▶ **Set exercise**
Quote the whole listing word for word, please.

▶ **Input for this task**
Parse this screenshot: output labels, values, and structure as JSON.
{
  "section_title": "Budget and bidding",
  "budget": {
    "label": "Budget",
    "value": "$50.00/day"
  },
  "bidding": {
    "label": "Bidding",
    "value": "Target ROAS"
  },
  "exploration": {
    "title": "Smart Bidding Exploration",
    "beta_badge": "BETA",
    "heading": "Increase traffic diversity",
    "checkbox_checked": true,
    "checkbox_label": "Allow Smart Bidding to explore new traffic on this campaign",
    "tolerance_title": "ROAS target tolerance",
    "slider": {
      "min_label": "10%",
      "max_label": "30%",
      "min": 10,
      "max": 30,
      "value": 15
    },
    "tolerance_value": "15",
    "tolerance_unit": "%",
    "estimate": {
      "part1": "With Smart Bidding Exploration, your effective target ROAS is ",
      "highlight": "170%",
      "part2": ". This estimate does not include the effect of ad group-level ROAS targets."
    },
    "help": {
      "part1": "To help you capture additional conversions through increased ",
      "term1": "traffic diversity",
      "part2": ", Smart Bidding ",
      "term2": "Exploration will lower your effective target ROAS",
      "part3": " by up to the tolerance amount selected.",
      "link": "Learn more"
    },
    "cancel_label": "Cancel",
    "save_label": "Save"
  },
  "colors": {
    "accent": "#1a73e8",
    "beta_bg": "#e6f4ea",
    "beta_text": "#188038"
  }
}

▶ **Complete response**
Parse this screenshot: output labels, values, and structure as JSON.
{
  "section_title": "Budget and bidding",
  "budget": {
    "label": "Budget",
    "value": "$50.00/day"
  },
  "bidding": {
    "label": "Bidding",
    "value": "Target ROAS"
  },
  "exploration": {
    "title": "Smart Bidding Exploration",
    "beta_badge": "BETA",
    "heading": "Increase traffic diversity",
    "checkbox_checked": true,
    "checkbox_label": "Allow Smart Bidding to explore new traffic on this campaign",
    "tolerance_title": "ROAS target tolerance",
    "slider": {
      "min_label": "10%",
      "max_label": "30%",
      "min": 10,
      "max": 30,
      "value": 15
    },
    "tolerance_value": "15",
    "tolerance_unit": "%",
    "estimate": {
      "part1": "With Smart Bidding Exploration, your effective target ROAS is ",
      "highlight": "170%",
      "part2": ". This estimate does not include the effect of ad group-level ROAS targets."
    },
    "help": {
      "part1": "To help you capture additional conversions through increased ",
      "term1": "traffic diversity",
      "part2": ", Smart Bidding ",
      "term2": "Exploration will lower your effective target ROAS",
      "part3": " by up to the tolerance amount selected.",
      "link": "Learn more"
    },
    "cancel_label": "Cancel",
    "save_label": "Save"
  },
  "colors": {
    "accent": "#1a73e8",
    "beta_bg": "#e6f4ea",
    "beta_text": "#188038"
  }
}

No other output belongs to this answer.